+++ Given data

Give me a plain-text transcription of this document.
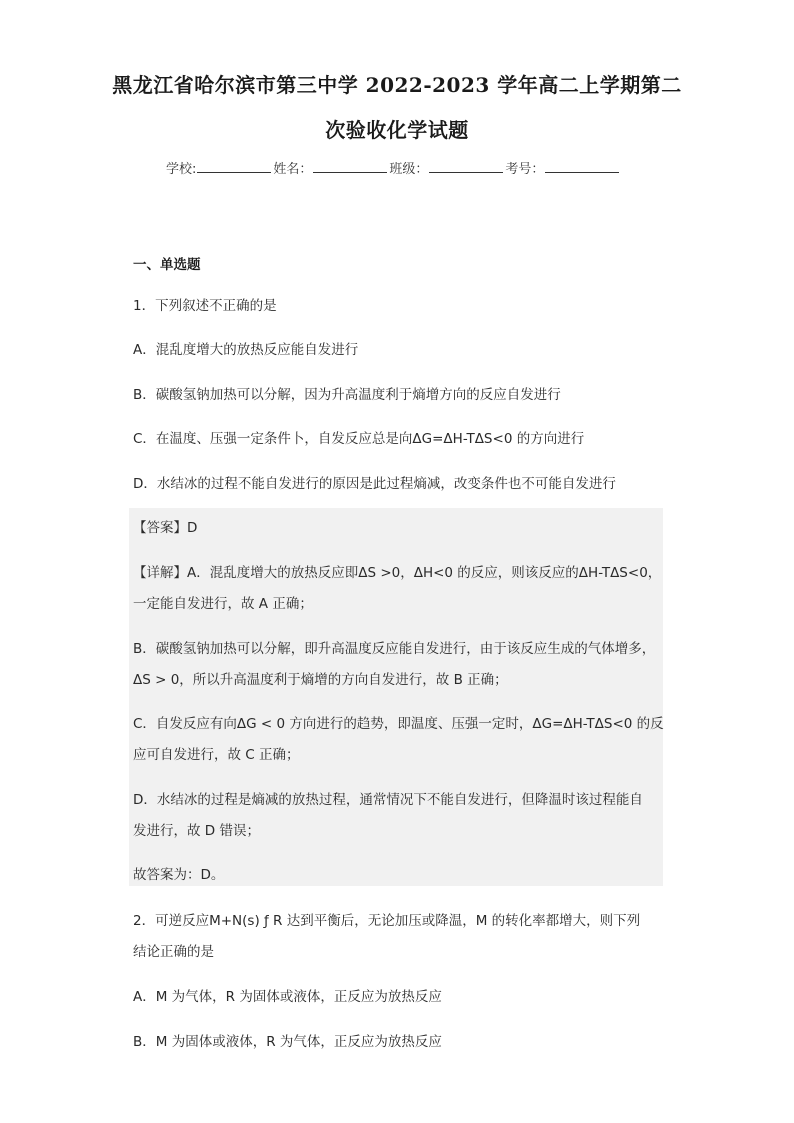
黑龙江省哈尔滨市第三中学 2022-2023 学年高二上学期第二
次验收化学试题
学校:	姓名：	班级：	考号：
一、单选题
1．下列叙述不正确的是
A．混乱度增大的放热反应能自发进行
B．碳酸氢钠加热可以分解，因为升高温度利于熵增方向的反应自发进行
C．在温度、压强一定条件卜，自发反应总是向ΔG=ΔH-TΔS<0 的方向进行
D．水结冰的过程不能自发进行的原因是此过程熵减，改变条件也不可能自发进行
【答案】D
【详解】A．混乱度增大的放热反应即ΔS >0，ΔH<0 的反应，则该反应的ΔH-TΔS<0，
一定能自发进行，故 A 正确；
B．碳酸氢钠加热可以分解，即升高温度反应能自发进行，由于该反应生成的气体增多，
ΔS > 0，所以升高温度利于熵增的方向自发进行，故 B 正确；
C．自发反应有向ΔG < 0 方向进行的趋势，即温度、压强一定时，ΔG=ΔH-TΔS<0 的反
应可自发进行，故 C 正确；
D．水结冰的过程是熵减的放热过程，通常情况下不能自发进行，但降温时该过程能自
发进行，故 D 错误；
故答案为：D。
2．可逆反应M+N(s) ƒ R 达到平衡后，无论加压或降温，M 的转化率都增大，则下列
结论正确的是
A．M 为气体，R 为固体或液体，正反应为放热反应
B．M 为固体或液体，R 为气体，正反应为放热反应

++++++

What to do >>
Write out the entries above word for word. Do not include the pictures.

Correct output >>
Give me a plain-text transcription of this document.
黑龙江省哈尔滨市第三中学 2022-2023 学年高二上学期第二
次验收化学试题
学校:	姓名：	班级：	考号：
一、单选题
1．下列叙述不正确的是
A．混乱度增大的放热反应能自发进行
B．碳酸氢钠加热可以分解，因为升高温度利于熵增方向的反应自发进行
C．在温度、压强一定条件卜，自发反应总是向ΔG=ΔH-TΔS<0 的方向进行
D．水结冰的过程不能自发进行的原因是此过程熵减，改变条件也不可能自发进行
【答案】D
【详解】A．混乱度增大的放热反应即ΔS >0，ΔH<0 的反应，则该反应的ΔH-TΔS<0，
一定能自发进行，故 A 正确；
B．碳酸氢钠加热可以分解，即升高温度反应能自发进行，由于该反应生成的气体增多，
ΔS > 0，所以升高温度利于熵增的方向自发进行，故 B 正确；
C．自发反应有向ΔG < 0 方向进行的趋势，即温度、压强一定时，ΔG=ΔH-TΔS<0 的反
应可自发进行，故 C 正确；
D．水结冰的过程是熵减的放热过程，通常情况下不能自发进行，但降温时该过程能自
发进行，故 D 错误；
故答案为：D。
2．可逆反应M+N(s) ƒ R 达到平衡后，无论加压或降温，M 的转化率都增大，则下列
结论正确的是
A．M 为气体，R 为固体或液体，正反应为放热反应
B．M 为固体或液体，R 为气体，正反应为放热反应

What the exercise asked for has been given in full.